Without omitting anything, retype the data that follows.

Entries with figure data
########################################
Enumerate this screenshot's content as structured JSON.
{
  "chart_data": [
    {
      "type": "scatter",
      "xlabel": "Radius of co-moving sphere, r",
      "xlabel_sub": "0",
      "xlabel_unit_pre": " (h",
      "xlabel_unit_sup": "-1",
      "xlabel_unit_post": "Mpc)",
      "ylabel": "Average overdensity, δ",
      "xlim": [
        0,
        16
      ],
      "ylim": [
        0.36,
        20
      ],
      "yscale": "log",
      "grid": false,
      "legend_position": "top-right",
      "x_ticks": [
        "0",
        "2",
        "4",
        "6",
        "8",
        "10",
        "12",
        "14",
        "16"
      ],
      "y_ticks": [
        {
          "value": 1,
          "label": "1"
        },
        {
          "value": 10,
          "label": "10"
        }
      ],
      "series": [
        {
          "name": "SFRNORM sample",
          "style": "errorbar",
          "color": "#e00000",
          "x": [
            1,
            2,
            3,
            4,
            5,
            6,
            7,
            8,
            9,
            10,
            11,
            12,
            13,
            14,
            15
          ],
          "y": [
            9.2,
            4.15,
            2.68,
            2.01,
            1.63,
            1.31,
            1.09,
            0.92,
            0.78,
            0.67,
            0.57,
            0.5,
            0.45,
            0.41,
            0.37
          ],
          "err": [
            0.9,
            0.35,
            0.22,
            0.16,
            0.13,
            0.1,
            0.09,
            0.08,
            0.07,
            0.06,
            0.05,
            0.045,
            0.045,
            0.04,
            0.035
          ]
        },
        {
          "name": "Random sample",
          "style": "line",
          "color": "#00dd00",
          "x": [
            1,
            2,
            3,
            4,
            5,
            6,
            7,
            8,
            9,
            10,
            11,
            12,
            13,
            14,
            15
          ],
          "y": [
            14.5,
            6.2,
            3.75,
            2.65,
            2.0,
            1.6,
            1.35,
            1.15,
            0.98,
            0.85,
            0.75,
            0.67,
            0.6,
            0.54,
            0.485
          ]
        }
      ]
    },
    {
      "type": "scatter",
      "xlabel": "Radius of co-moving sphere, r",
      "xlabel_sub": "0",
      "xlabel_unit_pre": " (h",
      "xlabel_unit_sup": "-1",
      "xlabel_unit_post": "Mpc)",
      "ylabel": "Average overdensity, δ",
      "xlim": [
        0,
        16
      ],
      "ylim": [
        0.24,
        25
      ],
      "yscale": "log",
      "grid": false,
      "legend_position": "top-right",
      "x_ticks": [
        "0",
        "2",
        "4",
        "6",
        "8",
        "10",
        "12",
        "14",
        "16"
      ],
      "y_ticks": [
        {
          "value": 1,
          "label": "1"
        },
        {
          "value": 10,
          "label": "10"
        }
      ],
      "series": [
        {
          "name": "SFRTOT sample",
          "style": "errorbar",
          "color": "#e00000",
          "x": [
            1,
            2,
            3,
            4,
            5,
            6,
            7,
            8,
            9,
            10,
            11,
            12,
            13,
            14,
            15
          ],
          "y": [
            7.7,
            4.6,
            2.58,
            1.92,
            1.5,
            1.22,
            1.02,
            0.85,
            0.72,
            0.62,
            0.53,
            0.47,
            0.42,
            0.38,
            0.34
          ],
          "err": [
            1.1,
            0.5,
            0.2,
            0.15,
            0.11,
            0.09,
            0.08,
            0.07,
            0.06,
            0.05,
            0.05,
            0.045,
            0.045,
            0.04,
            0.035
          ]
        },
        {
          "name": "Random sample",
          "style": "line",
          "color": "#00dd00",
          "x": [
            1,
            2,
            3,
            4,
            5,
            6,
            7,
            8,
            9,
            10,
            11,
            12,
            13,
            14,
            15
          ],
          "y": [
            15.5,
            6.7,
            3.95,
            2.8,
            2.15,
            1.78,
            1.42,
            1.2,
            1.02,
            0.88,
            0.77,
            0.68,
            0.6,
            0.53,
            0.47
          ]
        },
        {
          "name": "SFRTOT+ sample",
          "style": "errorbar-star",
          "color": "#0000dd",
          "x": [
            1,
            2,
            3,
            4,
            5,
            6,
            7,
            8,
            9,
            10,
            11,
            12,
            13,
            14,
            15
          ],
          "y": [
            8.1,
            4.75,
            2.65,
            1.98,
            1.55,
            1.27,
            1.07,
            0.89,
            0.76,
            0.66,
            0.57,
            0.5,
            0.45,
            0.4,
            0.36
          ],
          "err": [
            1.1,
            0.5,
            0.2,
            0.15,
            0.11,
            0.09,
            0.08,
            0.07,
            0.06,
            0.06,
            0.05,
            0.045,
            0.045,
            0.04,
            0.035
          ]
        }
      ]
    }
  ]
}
########################################
The solution:
Enumerate this screenshot's content as structured JSON.
{
  "chart_data": [
    {
      "type": "scatter",
      "xlabel": "Radius of co-moving sphere, r",
      "xlabel_sub": "0",
      "xlabel_unit_pre": " (h",
      "xlabel_unit_sup": "-1",
      "xlabel_unit_post": "Mpc)",
      "ylabel": "Average overdensity, δ",
      "xlim": [
        0,
        16
      ],
      "ylim": [
        0.36,
        20
      ],
      "yscale": "log",
      "grid": false,
      "legend_position": "top-right",
      "x_ticks": [
        "0",
        "2",
        "4",
        "6",
        "8",
        "10",
        "12",
        "14",
        "16"
      ],
      "y_ticks": [
        {
          "value": 1,
          "label": "1"
        },
        {
          "value": 10,
          "label": "10"
        }
      ],
      "series": [
        {
          "name": "SFRNORM sample",
          "style": "errorbar",
          "color": "#e00000",
          "x": [
            1,
            2,
            3,
            4,
            5,
            6,
            7,
            8,
            9,
            10,
            11,
            12,
            13,
            14,
            15
          ],
          "y": [
            9.2,
            4.15,
            2.68,
            2.01,
            1.63,
            1.31,
            1.09,
            0.92,
            0.78,
            0.67,
            0.57,
            0.5,
            0.45,
            0.41,
            0.37
          ],
          "err": [
            0.9,
            0.35,
            0.22,
            0.16,
            0.13,
            0.1,
            0.09,
            0.08,
            0.07,
            0.06,
            0.05,
            0.045,
            0.045,
            0.04,
            0.035
          ]
        },
        {
          "name": "Random sample",
          "style": "line",
          "color": "#00dd00",
          "x": [
            1,
            2,
            3,
            4,
            5,
            6,
            7,
            8,
            9,
            10,
            11,
            12,
            13,
            14,
            15
          ],
          "y": [
            14.5,
            6.2,
            3.75,
            2.65,
            2.0,
            1.6,
            1.35,
            1.15,
            0.98,
            0.85,
            0.75,
            0.67,
            0.6,
            0.54,
            0.485
          ]
        }
      ]
    },
    {
      "type": "scatter",
      "xlabel": "Radius of co-moving sphere, r",
      "xlabel_sub": "0",
      "xlabel_unit_pre": " (h",
      "xlabel_unit_sup": "-1",
      "xlabel_unit_post": "Mpc)",
      "ylabel": "Average overdensity, δ",
      "xlim": [
        0,
        16
      ],
      "ylim": [
        0.24,
        25
      ],
      "yscale": "log",
      "grid": false,
      "legend_position": "top-right",
      "x_ticks": [
        "0",
        "2",
        "4",
        "6",
        "8",
        "10",
        "12",
        "14",
        "16"
      ],
      "y_ticks": [
        {
          "value": 1,
          "label": "1"
        },
        {
          "value": 10,
          "label": "10"
        }
      ],
      "series": [
        {
          "name": "SFRTOT sample",
          "style": "errorbar",
          "color": "#e00000",
          "x": [
            1,
            2,
            3,
            4,
            5,
            6,
            7,
            8,
            9,
            10,
            11,
            12,
            13,
            14,
            15
          ],
          "y": [
            7.7,
            4.6,
            2.58,
            1.92,
            1.5,
            1.22,
            1.02,
            0.85,
            0.72,
            0.62,
            0.53,
            0.47,
            0.42,
            0.38,
            0.34
          ],
          "err": [
            1.1,
            0.5,
            0.2,
            0.15,
            0.11,
            0.09,
            0.08,
            0.07,
            0.06,
            0.05,
            0.05,
            0.045,
            0.045,
            0.04,
            0.035
          ]
        },
        {
          "name": "Random sample",
          "style": "line",
          "color": "#00dd00",
          "x": [
            1,
            2,
            3,
            4,
            5,
            6,
            7,
            8,
            9,
            10,
            11,
            12,
            13,
            14,
            15
          ],
          "y": [
            15.5,
            6.7,
            3.95,
            2.8,
            2.15,
            1.78,
            1.42,
            1.2,
            1.02,
            0.88,
            0.77,
            0.68,
            0.6,
            0.53,
            0.47
          ]
        },
        {
          "name": "SFRTOT+ sample",
          "style": "errorbar-star",
          "color": "#0000dd",
          "x": [
            1,
            2,
            3,
            4,
            5,
            6,
            7,
            8,
            9,
            10,
            11,
            12,
            13,
            14,
            15
          ],
          "y": [
            8.1,
            4.75,
            2.65,
            1.98,
            1.55,
            1.27,
            1.07,
            0.89,
            0.76,
            0.66,
            0.57,
            0.5,
            0.45,
            0.4,
            0.36
          ],
          "err": [
            1.1,
            0.5,
            0.2,
            0.15,
            0.11,
            0.09,
            0.08,
            0.07,
            0.06,
            0.06,
            0.05,
            0.045,
            0.045,
            0.04,
            0.035
          ]
        }
      ]
    }
  ]
}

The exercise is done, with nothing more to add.